TASK PROMPT:
Will you write out the data exactly, excluding every picture?

[Saved entries]
☆ ☆ ☆

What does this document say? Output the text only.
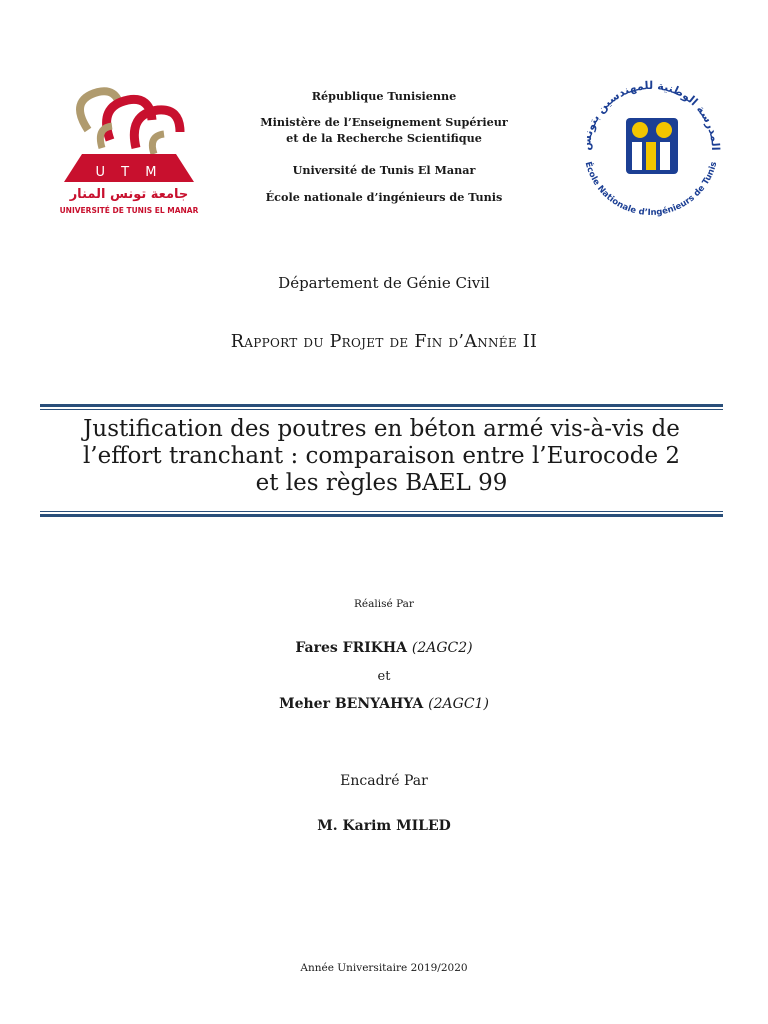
U T M
جامعة تونس المنار
UNIVERSITÉ DE TUNIS EL MANAR
المدرسة الوطنية للمهندسين بتونس
École Nationale d’Ingénieurs de Tunis
République Tunisienne
Ministère de l’Enseignement Supérieur
et de la Recherche Scientifique
Université de Tunis El Manar
École nationale d’ingénieurs de Tunis
Département de Génie Civil
Rapport du Projet de Fin d’Année II
Justification des poutres en béton armé vis-à-vis de
l’effort tranchant : comparaison entre l’Eurocode 2
et les règles BAEL 99
Réalisé Par
Fares FRIKHA (2AGC2)
et
Meher BENYAHYA (2AGC1)
Encadré Par
M. Karim MILED
Année Universitaire 2019/2020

☆ ☆ ☆

THE RESPONSE:
What does this document say? Output the text only.
U T M
جامعة تونس المنار
UNIVERSITÉ DE TUNIS EL MANAR
المدرسة الوطنية للمهندسين بتونس
École Nationale d’Ingénieurs de Tunis
République Tunisienne
Ministère de l’Enseignement Supérieur
et de la Recherche Scientifique
Université de Tunis El Manar
École nationale d’ingénieurs de Tunis
Département de Génie Civil
Rapport du Projet de Fin d’Année II
Justification des poutres en béton armé vis-à-vis de
l’effort tranchant : comparaison entre l’Eurocode 2
et les règles BAEL 99
Réalisé Par
Fares FRIKHA (2AGC2)
et
Meher BENYAHYA (2AGC1)
Encadré Par
M. Karim MILED
Année Universitaire 2019/2020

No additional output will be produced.